--- START Information supplied ---

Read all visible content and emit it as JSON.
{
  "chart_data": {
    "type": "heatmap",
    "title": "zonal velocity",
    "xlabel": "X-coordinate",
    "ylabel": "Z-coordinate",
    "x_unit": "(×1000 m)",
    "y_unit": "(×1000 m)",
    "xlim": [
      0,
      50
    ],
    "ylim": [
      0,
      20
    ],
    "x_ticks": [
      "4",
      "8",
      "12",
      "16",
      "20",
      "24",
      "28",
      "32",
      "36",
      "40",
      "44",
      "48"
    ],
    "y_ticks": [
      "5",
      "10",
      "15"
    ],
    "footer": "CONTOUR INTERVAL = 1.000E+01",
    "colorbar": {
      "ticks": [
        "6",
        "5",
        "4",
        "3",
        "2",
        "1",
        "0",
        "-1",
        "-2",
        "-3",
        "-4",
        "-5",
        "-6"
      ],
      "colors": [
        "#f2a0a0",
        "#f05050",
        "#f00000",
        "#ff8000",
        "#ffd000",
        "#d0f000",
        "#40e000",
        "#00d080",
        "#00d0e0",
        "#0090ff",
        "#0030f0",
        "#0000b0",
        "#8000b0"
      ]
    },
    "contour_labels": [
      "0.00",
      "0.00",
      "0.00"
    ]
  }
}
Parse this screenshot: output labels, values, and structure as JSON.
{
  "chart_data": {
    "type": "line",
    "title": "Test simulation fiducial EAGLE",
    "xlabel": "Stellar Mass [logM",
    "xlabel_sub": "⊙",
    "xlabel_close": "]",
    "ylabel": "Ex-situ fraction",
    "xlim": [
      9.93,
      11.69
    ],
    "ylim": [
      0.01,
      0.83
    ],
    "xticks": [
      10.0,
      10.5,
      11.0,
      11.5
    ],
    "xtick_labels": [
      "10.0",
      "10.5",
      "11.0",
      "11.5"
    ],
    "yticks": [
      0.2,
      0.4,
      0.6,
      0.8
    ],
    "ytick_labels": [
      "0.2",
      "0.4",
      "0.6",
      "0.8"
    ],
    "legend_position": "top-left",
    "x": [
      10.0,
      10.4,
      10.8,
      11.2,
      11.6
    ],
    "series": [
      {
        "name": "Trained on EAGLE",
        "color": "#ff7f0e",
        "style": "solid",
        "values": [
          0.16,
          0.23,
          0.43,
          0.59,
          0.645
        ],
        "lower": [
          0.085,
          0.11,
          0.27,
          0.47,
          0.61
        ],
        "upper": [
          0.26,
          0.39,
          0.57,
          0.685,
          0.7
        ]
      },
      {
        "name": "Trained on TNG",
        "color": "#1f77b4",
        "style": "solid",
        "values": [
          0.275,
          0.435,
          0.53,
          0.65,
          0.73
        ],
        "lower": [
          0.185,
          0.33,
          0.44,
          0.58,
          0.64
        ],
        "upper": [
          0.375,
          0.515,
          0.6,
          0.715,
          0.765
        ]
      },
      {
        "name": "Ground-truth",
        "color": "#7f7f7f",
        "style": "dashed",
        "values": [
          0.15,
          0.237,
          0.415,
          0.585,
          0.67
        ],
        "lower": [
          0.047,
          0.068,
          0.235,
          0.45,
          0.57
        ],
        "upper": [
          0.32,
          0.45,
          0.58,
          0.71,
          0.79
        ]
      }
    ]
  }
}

--- END Information supplied ---

Direction: Retype the records that precede this task, keeping them exactly the same.

Result of the task:
Read all visible content and emit it as JSON.
{
  "chart_data": {
    "type": "heatmap",
    "title": "zonal velocity",
    "xlabel": "X-coordinate",
    "ylabel": "Z-coordinate",
    "x_unit": "(×1000 m)",
    "y_unit": "(×1000 m)",
    "xlim": [
      0,
      50
    ],
    "ylim": [
      0,
      20
    ],
    "x_ticks": [
      "4",
      "8",
      "12",
      "16",
      "20",
      "24",
      "28",
      "32",
      "36",
      "40",
      "44",
      "48"
    ],
    "y_ticks": [
      "5",
      "10",
      "15"
    ],
    "footer": "CONTOUR INTERVAL = 1.000E+01",
    "colorbar": {
      "ticks": [
        "6",
        "5",
        "4",
        "3",
        "2",
        "1",
        "0",
        "-1",
        "-2",
        "-3",
        "-4",
        "-5",
        "-6"
      ],
      "colors": [
        "#f2a0a0",
        "#f05050",
        "#f00000",
        "#ff8000",
        "#ffd000",
        "#d0f000",
        "#40e000",
        "#00d080",
        "#00d0e0",
        "#0090ff",
        "#0030f0",
        "#0000b0",
        "#8000b0"
      ]
    },
    "contour_labels": [
      "0.00",
      "0.00",
      "0.00"
    ]
  }
}
Parse this screenshot: output labels, values, and structure as JSON.
{
  "chart_data": {
    "type": "line",
    "title": "Test simulation fiducial EAGLE",
    "xlabel": "Stellar Mass [logM",
    "xlabel_sub": "⊙",
    "xlabel_close": "]",
    "ylabel": "Ex-situ fraction",
    "xlim": [
      9.93,
      11.69
    ],
    "ylim": [
      0.01,
      0.83
    ],
    "xticks": [
      10.0,
      10.5,
      11.0,
      11.5
    ],
    "xtick_labels": [
      "10.0",
      "10.5",
      "11.0",
      "11.5"
    ],
    "yticks": [
      0.2,
      0.4,
      0.6,
      0.8
    ],
    "ytick_labels": [
      "0.2",
      "0.4",
      "0.6",
      "0.8"
    ],
    "legend_position": "top-left",
    "x": [
      10.0,
      10.4,
      10.8,
      11.2,
      11.6
    ],
    "series": [
      {
        "name": "Trained on EAGLE",
        "color": "#ff7f0e",
        "style": "solid",
        "values": [
          0.16,
          0.23,
          0.43,
          0.59,
          0.645
        ],
        "lower": [
          0.085,
          0.11,
          0.27,
          0.47,
          0.61
        ],
        "upper": [
          0.26,
          0.39,
          0.57,
          0.685,
          0.7
        ]
      },
      {
        "name": "Trained on TNG",
        "color": "#1f77b4",
        "style": "solid",
        "values": [
          0.275,
          0.435,
          0.53,
          0.65,
          0.73
        ],
        "lower": [
          0.185,
          0.33,
          0.44,
          0.58,
          0.64
        ],
        "upper": [
          0.375,
          0.515,
          0.6,
          0.715,
          0.765
        ]
      },
      {
        "name": "Ground-truth",
        "color": "#7f7f7f",
        "style": "dashed",
        "values": [
          0.15,
          0.237,
          0.415,
          0.585,
          0.67
        ],
        "lower": [
          0.047,
          0.068,
          0.235,
          0.45,
          0.57
        ],
        "upper": [
          0.32,
          0.45,
          0.58,
          0.71,
          0.79
        ]
      }
    ]
  }
}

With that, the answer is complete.